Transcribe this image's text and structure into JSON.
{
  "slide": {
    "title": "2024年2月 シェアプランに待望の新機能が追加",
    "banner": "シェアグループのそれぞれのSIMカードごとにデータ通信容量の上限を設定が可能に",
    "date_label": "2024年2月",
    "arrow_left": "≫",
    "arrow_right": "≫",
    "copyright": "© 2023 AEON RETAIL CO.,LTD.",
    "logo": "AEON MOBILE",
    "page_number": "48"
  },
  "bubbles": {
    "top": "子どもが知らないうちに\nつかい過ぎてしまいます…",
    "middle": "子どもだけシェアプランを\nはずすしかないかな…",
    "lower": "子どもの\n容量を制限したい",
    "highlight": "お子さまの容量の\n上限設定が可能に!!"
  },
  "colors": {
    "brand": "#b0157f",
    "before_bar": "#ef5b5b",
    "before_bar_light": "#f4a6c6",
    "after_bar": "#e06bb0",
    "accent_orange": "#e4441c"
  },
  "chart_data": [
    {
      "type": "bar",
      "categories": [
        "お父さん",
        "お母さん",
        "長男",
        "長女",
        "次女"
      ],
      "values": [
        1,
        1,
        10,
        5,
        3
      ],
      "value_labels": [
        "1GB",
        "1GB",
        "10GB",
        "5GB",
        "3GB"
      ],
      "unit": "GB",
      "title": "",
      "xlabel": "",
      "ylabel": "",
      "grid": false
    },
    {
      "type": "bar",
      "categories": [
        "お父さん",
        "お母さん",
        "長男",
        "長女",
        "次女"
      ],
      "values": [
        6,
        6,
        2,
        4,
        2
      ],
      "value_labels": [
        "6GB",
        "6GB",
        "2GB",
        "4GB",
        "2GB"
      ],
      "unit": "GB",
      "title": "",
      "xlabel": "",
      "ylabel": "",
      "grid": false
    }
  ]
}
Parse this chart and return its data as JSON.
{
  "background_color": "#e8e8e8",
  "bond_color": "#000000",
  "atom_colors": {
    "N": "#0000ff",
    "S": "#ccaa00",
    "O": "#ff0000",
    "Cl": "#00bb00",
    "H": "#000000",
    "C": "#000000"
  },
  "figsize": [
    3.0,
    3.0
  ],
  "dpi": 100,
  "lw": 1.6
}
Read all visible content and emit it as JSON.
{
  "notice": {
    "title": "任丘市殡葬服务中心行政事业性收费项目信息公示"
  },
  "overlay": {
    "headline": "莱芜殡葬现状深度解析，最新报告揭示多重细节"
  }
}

- - - -

• [SET EXERCISE]: Repeat all entries. Match them exactly.

• [REPLY TO THE EXERCISE]:
Transcribe this image's text and structure into JSON.
{
  "slide": {
    "title": "2024年2月 シェアプランに待望の新機能が追加",
    "banner": "シェアグループのそれぞれのSIMカードごとにデータ通信容量の上限を設定が可能に",
    "date_label": "2024年2月",
    "arrow_left": "≫",
    "arrow_right": "≫",
    "copyright": "© 2023 AEON RETAIL CO.,LTD.",
    "logo": "AEON MOBILE",
    "page_number": "48"
  },
  "bubbles": {
    "top": "子どもが知らないうちに\nつかい過ぎてしまいます…",
    "middle": "子どもだけシェアプランを\nはずすしかないかな…",
    "lower": "子どもの\n容量を制限したい",
    "highlight": "お子さまの容量の\n上限設定が可能に!!"
  },
  "colors": {
    "brand": "#b0157f",
    "before_bar": "#ef5b5b",
    "before_bar_light": "#f4a6c6",
    "after_bar": "#e06bb0",
    "accent_orange": "#e4441c"
  },
  "chart_data": [
    {
      "type": "bar",
      "categories": [
        "お父さん",
        "お母さん",
        "長男",
        "長女",
        "次女"
      ],
      "values": [
        1,
        1,
        10,
        5,
        3
      ],
      "value_labels": [
        "1GB",
        "1GB",
        "10GB",
        "5GB",
        "3GB"
      ],
      "unit": "GB",
      "title": "",
      "xlabel": "",
      "ylabel": "",
      "grid": false
    },
    {
      "type": "bar",
      "categories": [
        "お父さん",
        "お母さん",
        "長男",
        "長女",
        "次女"
      ],
      "values": [
        6,
        6,
        2,
        4,
        2
      ],
      "value_labels": [
        "6GB",
        "6GB",
        "2GB",
        "4GB",
        "2GB"
      ],
      "unit": "GB",
      "title": "",
      "xlabel": "",
      "ylabel": "",
      "grid": false
    }
  ]
}
Parse this chart and return its data as JSON.
{
  "background_color": "#e8e8e8",
  "bond_color": "#000000",
  "atom_colors": {
    "N": "#0000ff",
    "S": "#ccaa00",
    "O": "#ff0000",
    "Cl": "#00bb00",
    "H": "#000000",
    "C": "#000000"
  },
  "figsize": [
    3.0,
    3.0
  ],
  "dpi": 100,
  "lw": 1.6
}
Read all visible content and emit it as JSON.
{
  "notice": {
    "title": "任丘市殡葬服务中心行政事业性收费项目信息公示"
  },
  "overlay": {
    "headline": "莱芜殡葬现状深度解析，最新报告揭示多重细节"
  }
}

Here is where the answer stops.